Required action: Return every line of the entries that includes the word "from".
- Opening Delimiter -
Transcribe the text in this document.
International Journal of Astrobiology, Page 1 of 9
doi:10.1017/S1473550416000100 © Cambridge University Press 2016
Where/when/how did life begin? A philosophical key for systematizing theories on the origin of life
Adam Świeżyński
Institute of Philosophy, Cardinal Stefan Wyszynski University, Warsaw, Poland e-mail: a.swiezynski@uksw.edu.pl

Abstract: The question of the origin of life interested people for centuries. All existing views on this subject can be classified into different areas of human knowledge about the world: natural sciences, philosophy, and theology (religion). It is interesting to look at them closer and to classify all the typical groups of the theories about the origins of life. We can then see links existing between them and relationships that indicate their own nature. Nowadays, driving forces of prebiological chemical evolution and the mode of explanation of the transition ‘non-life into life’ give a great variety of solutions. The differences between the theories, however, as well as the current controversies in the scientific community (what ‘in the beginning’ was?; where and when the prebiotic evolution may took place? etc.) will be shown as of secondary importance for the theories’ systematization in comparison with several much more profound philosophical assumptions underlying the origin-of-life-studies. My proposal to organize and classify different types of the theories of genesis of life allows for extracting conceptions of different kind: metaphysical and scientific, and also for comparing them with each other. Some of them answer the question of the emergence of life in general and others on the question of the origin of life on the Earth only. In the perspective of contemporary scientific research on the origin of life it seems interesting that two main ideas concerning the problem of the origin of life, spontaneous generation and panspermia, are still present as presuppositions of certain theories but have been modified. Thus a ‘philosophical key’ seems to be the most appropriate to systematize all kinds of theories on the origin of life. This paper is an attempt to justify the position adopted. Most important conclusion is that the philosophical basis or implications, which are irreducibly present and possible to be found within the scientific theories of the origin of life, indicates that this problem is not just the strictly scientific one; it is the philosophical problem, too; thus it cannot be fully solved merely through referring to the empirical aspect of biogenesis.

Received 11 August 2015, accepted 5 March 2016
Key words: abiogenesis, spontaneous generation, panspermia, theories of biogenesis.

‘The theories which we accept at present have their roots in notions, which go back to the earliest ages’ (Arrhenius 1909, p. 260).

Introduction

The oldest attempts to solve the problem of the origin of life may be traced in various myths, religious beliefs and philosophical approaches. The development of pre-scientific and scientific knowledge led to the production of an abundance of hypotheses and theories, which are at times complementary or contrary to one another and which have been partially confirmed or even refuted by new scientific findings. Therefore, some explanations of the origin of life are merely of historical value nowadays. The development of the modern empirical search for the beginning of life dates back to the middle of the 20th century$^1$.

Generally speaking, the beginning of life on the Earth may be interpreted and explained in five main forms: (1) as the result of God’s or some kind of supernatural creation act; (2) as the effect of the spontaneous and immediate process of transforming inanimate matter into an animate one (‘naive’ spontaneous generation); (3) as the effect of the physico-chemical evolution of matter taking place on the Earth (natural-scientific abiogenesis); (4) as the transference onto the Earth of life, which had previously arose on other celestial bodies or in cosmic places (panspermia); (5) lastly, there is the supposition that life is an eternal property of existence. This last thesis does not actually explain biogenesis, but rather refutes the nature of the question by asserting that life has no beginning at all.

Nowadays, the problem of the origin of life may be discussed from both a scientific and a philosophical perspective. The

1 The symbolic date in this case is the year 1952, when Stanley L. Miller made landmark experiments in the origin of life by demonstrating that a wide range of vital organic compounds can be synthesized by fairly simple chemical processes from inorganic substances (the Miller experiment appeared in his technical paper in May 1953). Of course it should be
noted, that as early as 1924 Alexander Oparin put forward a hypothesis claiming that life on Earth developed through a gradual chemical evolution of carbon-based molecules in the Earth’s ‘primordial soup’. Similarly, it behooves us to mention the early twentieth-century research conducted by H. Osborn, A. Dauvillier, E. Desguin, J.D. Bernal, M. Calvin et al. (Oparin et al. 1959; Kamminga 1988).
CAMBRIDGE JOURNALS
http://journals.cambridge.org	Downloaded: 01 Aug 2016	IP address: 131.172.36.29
- Closing Delimiter -
Output for this exercise:
Nowadays, the problem of the origin of life may be discussed from both a scientific and a philosophical perspective. The
1 The symbolic date in this case is the year 1952, when Stanley L. Miller made landmark experiments in the origin of life by demonstrating that a wide range of vital organic compounds can be synthesized by fairly simple chemical processes from inorganic substances (the Miller experiment appeared in his technical paper in May 1953). Of course it should be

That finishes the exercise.